### What you should do:
Find every line below where the word "women" occurs. Then say how many there are, giving only the number.

***

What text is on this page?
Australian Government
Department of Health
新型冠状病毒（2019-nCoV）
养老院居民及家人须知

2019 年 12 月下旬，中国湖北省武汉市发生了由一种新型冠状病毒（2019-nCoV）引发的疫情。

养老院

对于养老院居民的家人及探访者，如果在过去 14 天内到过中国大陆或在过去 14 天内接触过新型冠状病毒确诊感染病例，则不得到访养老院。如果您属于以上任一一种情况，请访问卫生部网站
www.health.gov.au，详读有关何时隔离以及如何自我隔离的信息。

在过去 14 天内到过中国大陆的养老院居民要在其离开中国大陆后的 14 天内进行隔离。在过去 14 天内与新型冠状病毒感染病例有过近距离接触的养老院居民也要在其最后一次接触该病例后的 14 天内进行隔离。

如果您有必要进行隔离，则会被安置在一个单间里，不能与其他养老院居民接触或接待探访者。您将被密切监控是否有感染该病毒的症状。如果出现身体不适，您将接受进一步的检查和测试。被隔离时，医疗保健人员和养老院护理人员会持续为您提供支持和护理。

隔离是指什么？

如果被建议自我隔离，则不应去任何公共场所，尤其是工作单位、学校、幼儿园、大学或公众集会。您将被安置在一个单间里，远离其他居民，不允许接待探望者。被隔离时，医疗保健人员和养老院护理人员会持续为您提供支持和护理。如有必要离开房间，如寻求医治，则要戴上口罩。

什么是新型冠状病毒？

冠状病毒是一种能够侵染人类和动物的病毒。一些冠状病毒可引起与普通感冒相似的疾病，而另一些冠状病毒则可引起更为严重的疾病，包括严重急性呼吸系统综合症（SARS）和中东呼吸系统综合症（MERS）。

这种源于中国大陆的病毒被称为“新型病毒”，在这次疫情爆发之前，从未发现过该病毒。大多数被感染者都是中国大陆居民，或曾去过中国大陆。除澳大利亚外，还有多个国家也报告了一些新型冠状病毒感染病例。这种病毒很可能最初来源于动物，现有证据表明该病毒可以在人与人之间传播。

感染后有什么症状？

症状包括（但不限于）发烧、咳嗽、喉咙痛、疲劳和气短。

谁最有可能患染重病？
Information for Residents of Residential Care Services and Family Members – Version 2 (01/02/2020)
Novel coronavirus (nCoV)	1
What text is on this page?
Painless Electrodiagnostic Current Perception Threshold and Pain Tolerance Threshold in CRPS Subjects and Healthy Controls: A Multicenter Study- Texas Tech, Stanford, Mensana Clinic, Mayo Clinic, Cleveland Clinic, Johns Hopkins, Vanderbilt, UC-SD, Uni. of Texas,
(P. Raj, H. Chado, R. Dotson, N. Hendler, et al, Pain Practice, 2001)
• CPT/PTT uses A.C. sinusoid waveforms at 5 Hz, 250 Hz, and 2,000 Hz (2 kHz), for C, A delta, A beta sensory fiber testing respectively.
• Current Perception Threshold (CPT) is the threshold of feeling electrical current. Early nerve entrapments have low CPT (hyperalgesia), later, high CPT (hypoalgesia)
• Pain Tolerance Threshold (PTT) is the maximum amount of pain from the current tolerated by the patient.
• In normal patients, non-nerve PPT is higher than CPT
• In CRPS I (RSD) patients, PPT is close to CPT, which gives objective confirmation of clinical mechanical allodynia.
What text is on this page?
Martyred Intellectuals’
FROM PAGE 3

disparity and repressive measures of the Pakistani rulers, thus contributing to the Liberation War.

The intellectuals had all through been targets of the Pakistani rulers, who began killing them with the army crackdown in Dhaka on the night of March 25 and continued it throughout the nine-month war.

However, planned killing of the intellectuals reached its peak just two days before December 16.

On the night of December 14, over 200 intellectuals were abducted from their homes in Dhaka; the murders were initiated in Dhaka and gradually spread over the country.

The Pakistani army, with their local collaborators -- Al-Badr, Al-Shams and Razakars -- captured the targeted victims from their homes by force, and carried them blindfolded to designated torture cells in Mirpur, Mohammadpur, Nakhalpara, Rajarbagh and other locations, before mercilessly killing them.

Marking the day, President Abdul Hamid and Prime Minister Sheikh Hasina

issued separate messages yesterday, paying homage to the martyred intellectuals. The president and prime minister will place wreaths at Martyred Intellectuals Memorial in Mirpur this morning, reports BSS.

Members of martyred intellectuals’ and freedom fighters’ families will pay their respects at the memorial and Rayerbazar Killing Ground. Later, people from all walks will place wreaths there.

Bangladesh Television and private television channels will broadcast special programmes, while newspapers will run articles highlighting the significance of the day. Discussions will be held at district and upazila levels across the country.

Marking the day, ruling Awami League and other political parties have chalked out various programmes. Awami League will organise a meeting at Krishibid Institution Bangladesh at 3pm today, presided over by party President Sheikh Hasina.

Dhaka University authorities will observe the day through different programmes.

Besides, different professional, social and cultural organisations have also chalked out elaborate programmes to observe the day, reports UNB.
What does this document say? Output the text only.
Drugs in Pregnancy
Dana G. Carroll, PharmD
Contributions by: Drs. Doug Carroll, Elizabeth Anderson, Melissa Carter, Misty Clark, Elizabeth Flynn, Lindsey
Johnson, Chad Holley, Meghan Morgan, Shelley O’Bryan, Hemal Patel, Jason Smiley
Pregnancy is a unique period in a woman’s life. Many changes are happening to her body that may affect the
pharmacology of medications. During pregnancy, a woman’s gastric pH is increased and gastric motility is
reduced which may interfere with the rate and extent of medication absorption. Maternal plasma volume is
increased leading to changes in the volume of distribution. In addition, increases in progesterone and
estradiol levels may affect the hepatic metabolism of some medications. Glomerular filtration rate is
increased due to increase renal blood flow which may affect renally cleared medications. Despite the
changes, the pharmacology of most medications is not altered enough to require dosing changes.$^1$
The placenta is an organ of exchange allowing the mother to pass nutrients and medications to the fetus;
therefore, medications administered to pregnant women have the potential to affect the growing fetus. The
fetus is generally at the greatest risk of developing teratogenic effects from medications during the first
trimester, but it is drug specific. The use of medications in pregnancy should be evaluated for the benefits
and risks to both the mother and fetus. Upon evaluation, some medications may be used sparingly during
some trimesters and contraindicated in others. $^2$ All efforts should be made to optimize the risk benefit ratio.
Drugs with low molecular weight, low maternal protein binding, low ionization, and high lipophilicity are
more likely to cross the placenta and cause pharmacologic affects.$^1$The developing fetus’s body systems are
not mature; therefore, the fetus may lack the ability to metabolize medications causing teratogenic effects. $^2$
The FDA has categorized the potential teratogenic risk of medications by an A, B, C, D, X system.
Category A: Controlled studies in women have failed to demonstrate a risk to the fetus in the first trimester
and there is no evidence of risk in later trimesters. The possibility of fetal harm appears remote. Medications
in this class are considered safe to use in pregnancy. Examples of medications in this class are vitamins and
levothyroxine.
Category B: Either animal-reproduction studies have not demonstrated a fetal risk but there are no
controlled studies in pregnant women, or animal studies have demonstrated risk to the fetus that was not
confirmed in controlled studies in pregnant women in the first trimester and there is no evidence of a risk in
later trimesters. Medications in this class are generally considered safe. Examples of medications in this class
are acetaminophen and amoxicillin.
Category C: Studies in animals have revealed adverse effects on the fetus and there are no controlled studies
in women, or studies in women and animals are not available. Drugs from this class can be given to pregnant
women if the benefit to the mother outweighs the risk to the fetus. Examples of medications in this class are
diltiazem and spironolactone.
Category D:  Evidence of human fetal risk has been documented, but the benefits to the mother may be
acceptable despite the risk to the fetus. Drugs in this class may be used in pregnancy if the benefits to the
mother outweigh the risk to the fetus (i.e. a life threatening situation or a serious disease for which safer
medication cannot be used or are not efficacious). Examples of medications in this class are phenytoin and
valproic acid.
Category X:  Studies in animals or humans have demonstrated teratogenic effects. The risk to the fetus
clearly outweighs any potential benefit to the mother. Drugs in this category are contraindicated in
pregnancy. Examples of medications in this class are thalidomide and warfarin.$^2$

***

### Answer to the exercise:
6